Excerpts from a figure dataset
◆ ◆ ◆ ◆ ◆ ◆ ◆

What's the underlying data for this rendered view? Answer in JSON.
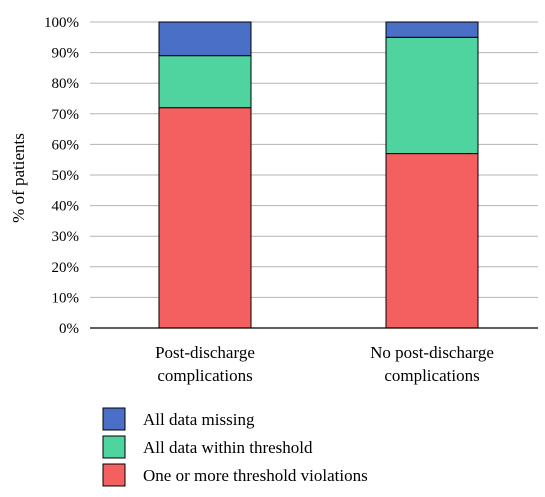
{
  "chart_data": {
    "type": "bar",
    "stacked": true,
    "categories": [
      [
        "Post-discharge",
        "complications"
      ],
      [
        "No post-discharge",
        "complications"
      ]
    ],
    "series": [
      {
        "name": "One or more threshold violations",
        "values": [
          72,
          57
        ],
        "color": "#f45f5f"
      },
      {
        "name": "All data within threshold",
        "values": [
          17,
          38
        ],
        "color": "#4fd4a0"
      },
      {
        "name": "All data missing",
        "values": [
          11,
          5
        ],
        "color": "#4a6fc7"
      }
    ],
    "ylabel": "% of patients",
    "ylim": [
      0,
      100
    ],
    "yticks": [
      0,
      10,
      20,
      30,
      40,
      50,
      60,
      70,
      80,
      90,
      100
    ],
    "ytick_format": "{v}%",
    "grid": true,
    "legend_order": [
      "All data missing",
      "All data within threshold",
      "One or more threshold violations"
    ],
    "legend_placement": "bottom"
  }
}
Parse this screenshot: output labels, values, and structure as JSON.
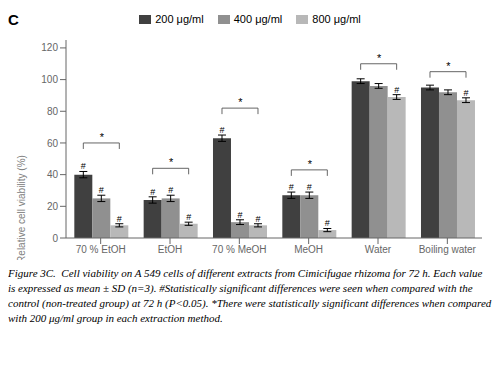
{
  "chart_data": {
    "type": "bar",
    "title": "C",
    "ylabel": "Relative cell viability (%)",
    "categories": [
      "70 % EtOH",
      "EtOH",
      "70 % MeOH",
      "MeOH",
      "Water",
      "Boiling water"
    ],
    "series": [
      {
        "name": "200 μg/ml",
        "color": "#404040",
        "values": [
          40,
          24,
          63,
          27,
          99,
          95
        ],
        "errors": [
          2.0,
          2.0,
          2.0,
          2.0,
          1.5,
          1.5
        ]
      },
      {
        "name": "400 μg/ml",
        "color": "#909090",
        "values": [
          25,
          25,
          10,
          27,
          96,
          92
        ],
        "errors": [
          2.0,
          2.0,
          1.5,
          2.0,
          1.5,
          1.5
        ]
      },
      {
        "name": "800 μg/ml",
        "color": "#b8b8b8",
        "values": [
          8,
          9,
          8,
          5,
          89,
          87
        ],
        "errors": [
          1.0,
          1.0,
          1.0,
          1.0,
          1.5,
          1.5
        ]
      }
    ],
    "ylim": [
      0,
      125
    ],
    "yticks": [
      0,
      20,
      40,
      60,
      80,
      100,
      120
    ],
    "grid": false,
    "legend": "top",
    "annotations": [
      {
        "category": "70 % EtOH",
        "y": 60,
        "text": "*"
      },
      {
        "category": "EtOH",
        "y": 44,
        "text": "*"
      },
      {
        "category": "70 % MeOH",
        "y": 82,
        "text": "*"
      },
      {
        "category": "MeOH",
        "y": 43,
        "text": "*"
      },
      {
        "category": "Water",
        "y": 110,
        "text": "*"
      },
      {
        "category": "Boiling water",
        "y": 105,
        "text": "*"
      },
      {
        "category": "70 % EtOH",
        "series": "200 μg/ml",
        "text": "#"
      },
      {
        "category": "70 % EtOH",
        "series": "400 μg/ml",
        "text": "#"
      },
      {
        "category": "70 % EtOH",
        "series": "800 μg/ml",
        "text": "#"
      },
      {
        "category": "EtOH",
        "series": "200 μg/ml",
        "text": "#"
      },
      {
        "category": "EtOH",
        "series": "400 μg/ml",
        "text": "#"
      },
      {
        "category": "EtOH",
        "series": "800 μg/ml",
        "text": "#"
      },
      {
        "category": "70 % MeOH",
        "series": "200 μg/ml",
        "text": "#"
      },
      {
        "category": "70 % MeOH",
        "series": "400 μg/ml",
        "text": "#"
      },
      {
        "category": "70 % MeOH",
        "series": "800 μg/ml",
        "text": "#"
      },
      {
        "category": "MeOH",
        "series": "200 μg/ml",
        "text": "#"
      },
      {
        "category": "MeOH",
        "series": "400 μg/ml",
        "text": "#"
      },
      {
        "category": "MeOH",
        "series": "800 μg/ml",
        "text": "#"
      },
      {
        "category": "Water",
        "series": "800 μg/ml",
        "text": "#"
      },
      {
        "category": "Boiling water",
        "series": "800 μg/ml",
        "text": "#"
      }
    ],
    "caption": "Figure 3C.  Cell viability on A 549 cells of different extracts from Cimicifugae rhizoma for 72 h. Each value is expressed as mean ± SD (n=3). #Statistically significant differences were seen when compared with the control (non-treated group) at 72 h (P<0.05). *There were statistically significant differences when compared with 200 μg/ml group in each extraction method."
  }
}
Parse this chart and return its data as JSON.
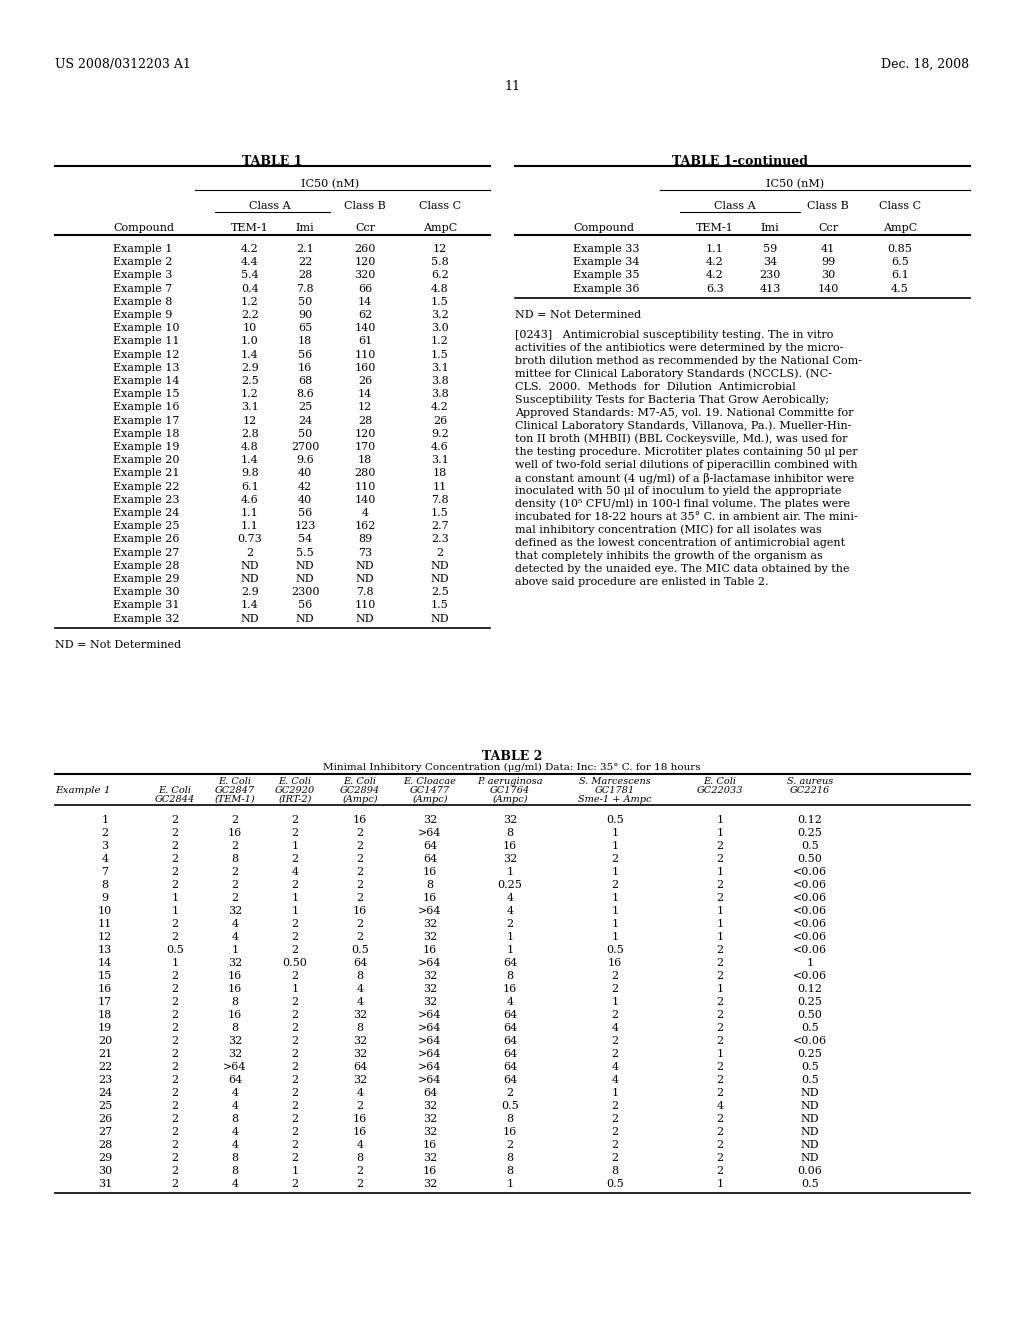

◆ ◆ ◆ ◆ ◆ ◆ ◆

**PROBLEM TO SOLVE:** Although the records contain pictures, only the text should be copied, exactly as it stands.

**SOLUTION FOR THIS EXERCISE:**
What's the underlying data for this rendered view? Answer in JSON.
{
  "chart_data": {
    "type": "bar",
    "stacked": true,
    "categories": [
      [
        "Post-discharge",
        "complications"
      ],
      [
        "No post-discharge",
        "complications"
      ]
    ],
    "series": [
      {
        "name": "One or more threshold violations",
        "values": [
          72,
          57
        ],
        "color": "#f45f5f"
      },
      {
        "name": "All data within threshold",
        "values": [
          17,
          38
        ],
        "color": "#4fd4a0"
      },
      {
        "name": "All data missing",
        "values": [
          11,
          5
        ],
        "color": "#4a6fc7"
      }
    ],
    "ylabel": "% of patients",
    "ylim": [
      0,
      100
    ],
    "yticks": [
      0,
      10,
      20,
      30,
      40,
      50,
      60,
      70,
      80,
      90,
      100
    ],
    "ytick_format": "{v}%",
    "grid": true,
    "legend_order": [
      "All data missing",
      "All data within threshold",
      "One or more threshold violations"
    ],
    "legend_placement": "bottom"
  }
}
Parse this screenshot: output labels, values, and structure as JSON.
{
  "chart_data": {
    "type": "bar",
    "title": "C",
    "ylabel": "Relative cell viability (%)",
    "categories": [
      "70 % EtOH",
      "EtOH",
      "70 % MeOH",
      "MeOH",
      "Water",
      "Boiling water"
    ],
    "series": [
      {
        "name": "200 μg/ml",
        "color": "#404040",
        "values": [
          40,
          24,
          63,
          27,
          99,
          95
        ],
        "errors": [
          2.0,
          2.0,
          2.0,
          2.0,
          1.5,
          1.5
        ]
      },
      {
        "name": "400 μg/ml",
        "color": "#909090",
        "values": [
          25,
          25,
          10,
          27,
          96,
          92
        ],
        "errors": [
          2.0,
          2.0,
          1.5,
          2.0,
          1.5,
          1.5
        ]
      },
      {
        "name": "800 μg/ml",
        "color": "#b8b8b8",
        "values": [
          8,
          9,
          8,
          5,
          89,
          87
        ],
        "errors": [
          1.0,
          1.0,
          1.0,
          1.0,
          1.5,
          1.5
        ]
      }
    ],
    "ylim": [
      0,
      125
    ],
    "yticks": [
      0,
      20,
      40,
      60,
      80,
      100,
      120
    ],
    "grid": false,
    "legend": "top",
    "annotations": [
      {
        "category": "70 % EtOH",
        "y": 60,
        "text": "*"
      },
      {
        "category": "EtOH",
        "y": 44,
        "text": "*"
      },
      {
        "category": "70 % MeOH",
        "y": 82,
        "text": "*"
      },
      {
        "category": "MeOH",
        "y": 43,
        "text": "*"
      },
      {
        "category": "Water",
        "y": 110,
        "text": "*"
      },
      {
        "category": "Boiling water",
        "y": 105,
        "text": "*"
      },
      {
        "category": "70 % EtOH",
        "series": "200 μg/ml",
        "text": "#"
      },
      {
        "category": "70 % EtOH",
        "series": "400 μg/ml",
        "text": "#"
      },
      {
        "category": "70 % EtOH",
        "series": "800 μg/ml",
        "text": "#"
      },
      {
        "category": "EtOH",
        "series": "200 μg/ml",
        "text": "#"
      },
      {
        "category": "EtOH",
        "series": "400 μg/ml",
        "text": "#"
      },
      {
        "category": "EtOH",
        "series": "800 μg/ml",
        "text": "#"
      },
      {
        "category": "70 % MeOH",
        "series": "200 μg/ml",
        "text": "#"
      },
      {
        "category": "70 % MeOH",
        "series": "400 μg/ml",
        "text": "#"
      },
      {
        "category": "70 % MeOH",
        "series": "800 μg/ml",
        "text": "#"
      },
      {
        "category": "MeOH",
        "series": "200 μg/ml",
        "text": "#"
      },
      {
        "category": "MeOH",
        "series": "400 μg/ml",
        "text": "#"
      },
      {
        "category": "MeOH",
        "series": "800 μg/ml",
        "text": "#"
      },
      {
        "category": "Water",
        "series": "800 μg/ml",
        "text": "#"
      },
      {
        "category": "Boiling water",
        "series": "800 μg/ml",
        "text": "#"
      }
    ],
    "caption": "Figure 3C.  Cell viability on A 549 cells of different extracts from Cimicifugae rhizoma for 72 h. Each value is expressed as mean ± SD (n=3). #Statistically significant differences were seen when compared with the control (non-treated group) at 72 h (P<0.05). *There were statistically significant differences when compared with 200 μg/ml group in each extraction method."
  }
}
Parse this chart and return its data as JSON.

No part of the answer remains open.